— PROVIDED DATA —
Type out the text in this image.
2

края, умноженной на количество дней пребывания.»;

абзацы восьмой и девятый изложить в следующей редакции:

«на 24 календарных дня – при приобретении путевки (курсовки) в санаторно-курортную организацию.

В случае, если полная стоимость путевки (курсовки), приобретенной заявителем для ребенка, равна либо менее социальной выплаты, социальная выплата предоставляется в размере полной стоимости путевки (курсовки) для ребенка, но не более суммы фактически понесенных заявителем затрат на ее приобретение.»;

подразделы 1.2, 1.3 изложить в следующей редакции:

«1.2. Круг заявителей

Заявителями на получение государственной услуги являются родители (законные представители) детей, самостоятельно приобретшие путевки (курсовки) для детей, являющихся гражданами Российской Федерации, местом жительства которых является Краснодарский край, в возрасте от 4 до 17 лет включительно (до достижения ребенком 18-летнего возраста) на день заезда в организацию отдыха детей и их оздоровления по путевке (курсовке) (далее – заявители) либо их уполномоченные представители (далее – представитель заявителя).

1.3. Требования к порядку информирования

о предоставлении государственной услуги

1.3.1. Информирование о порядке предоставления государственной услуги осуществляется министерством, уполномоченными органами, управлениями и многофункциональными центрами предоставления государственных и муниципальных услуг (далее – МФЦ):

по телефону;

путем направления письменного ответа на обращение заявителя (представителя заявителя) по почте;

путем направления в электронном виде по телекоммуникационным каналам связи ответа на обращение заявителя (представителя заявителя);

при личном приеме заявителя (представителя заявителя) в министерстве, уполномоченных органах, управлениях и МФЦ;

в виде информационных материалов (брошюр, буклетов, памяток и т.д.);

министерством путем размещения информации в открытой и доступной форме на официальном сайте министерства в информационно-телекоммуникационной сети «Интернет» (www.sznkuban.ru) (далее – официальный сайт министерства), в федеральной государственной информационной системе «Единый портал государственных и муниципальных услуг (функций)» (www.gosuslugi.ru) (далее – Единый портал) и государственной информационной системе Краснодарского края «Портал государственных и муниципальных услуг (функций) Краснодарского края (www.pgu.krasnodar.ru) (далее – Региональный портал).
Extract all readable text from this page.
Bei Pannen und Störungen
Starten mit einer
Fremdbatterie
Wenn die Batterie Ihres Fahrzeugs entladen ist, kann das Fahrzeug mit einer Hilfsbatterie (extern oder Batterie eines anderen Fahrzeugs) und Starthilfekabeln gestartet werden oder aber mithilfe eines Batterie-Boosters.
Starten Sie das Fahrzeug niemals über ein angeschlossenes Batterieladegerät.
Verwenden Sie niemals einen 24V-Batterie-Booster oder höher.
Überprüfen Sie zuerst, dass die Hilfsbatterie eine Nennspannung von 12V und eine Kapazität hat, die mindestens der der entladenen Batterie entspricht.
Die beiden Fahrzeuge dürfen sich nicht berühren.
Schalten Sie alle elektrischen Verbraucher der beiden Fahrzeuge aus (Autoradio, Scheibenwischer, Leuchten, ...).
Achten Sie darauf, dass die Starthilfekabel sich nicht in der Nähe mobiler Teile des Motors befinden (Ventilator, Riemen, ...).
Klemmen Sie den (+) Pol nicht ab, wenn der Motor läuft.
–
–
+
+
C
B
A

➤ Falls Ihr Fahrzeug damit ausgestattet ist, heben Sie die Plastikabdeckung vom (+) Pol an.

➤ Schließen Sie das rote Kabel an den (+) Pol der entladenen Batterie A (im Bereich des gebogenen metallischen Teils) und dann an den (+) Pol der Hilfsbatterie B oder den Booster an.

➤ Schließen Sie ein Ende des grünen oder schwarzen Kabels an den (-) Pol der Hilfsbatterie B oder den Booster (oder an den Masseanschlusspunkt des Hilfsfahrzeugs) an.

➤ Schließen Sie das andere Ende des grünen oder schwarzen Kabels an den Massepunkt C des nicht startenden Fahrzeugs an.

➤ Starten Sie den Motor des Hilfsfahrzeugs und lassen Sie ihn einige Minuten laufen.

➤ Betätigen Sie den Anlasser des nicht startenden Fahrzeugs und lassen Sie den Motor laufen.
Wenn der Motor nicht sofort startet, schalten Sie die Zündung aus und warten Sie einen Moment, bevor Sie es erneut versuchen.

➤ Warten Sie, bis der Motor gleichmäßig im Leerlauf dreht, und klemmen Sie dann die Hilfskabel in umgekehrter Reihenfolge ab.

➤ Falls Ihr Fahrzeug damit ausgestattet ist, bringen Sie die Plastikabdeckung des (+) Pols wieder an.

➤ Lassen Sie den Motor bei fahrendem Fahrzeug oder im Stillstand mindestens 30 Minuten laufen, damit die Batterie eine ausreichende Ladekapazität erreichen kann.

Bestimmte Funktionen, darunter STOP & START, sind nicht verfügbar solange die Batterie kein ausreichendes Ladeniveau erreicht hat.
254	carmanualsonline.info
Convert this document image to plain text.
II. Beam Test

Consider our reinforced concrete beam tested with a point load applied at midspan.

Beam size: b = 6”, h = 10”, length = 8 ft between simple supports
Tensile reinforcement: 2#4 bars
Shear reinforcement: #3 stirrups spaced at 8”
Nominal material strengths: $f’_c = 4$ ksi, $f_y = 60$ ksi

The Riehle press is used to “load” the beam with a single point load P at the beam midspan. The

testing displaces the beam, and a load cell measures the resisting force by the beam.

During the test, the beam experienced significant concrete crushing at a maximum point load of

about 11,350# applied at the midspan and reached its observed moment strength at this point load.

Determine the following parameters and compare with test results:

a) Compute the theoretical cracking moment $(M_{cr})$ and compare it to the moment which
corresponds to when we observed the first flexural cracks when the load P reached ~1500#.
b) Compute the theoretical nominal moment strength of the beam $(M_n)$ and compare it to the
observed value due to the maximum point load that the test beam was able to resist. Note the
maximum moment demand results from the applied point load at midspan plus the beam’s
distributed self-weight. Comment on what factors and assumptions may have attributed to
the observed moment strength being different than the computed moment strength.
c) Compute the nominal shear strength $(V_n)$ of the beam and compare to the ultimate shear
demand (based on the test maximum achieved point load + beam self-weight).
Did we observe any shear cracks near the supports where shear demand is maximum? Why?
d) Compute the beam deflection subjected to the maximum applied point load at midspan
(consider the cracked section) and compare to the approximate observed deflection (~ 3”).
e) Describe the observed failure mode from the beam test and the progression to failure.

— WRITTEN REQUEST —
Report the number of lines in the listing above that include the word "виде", and nothing else.

— CORRECT RESPONSE —
2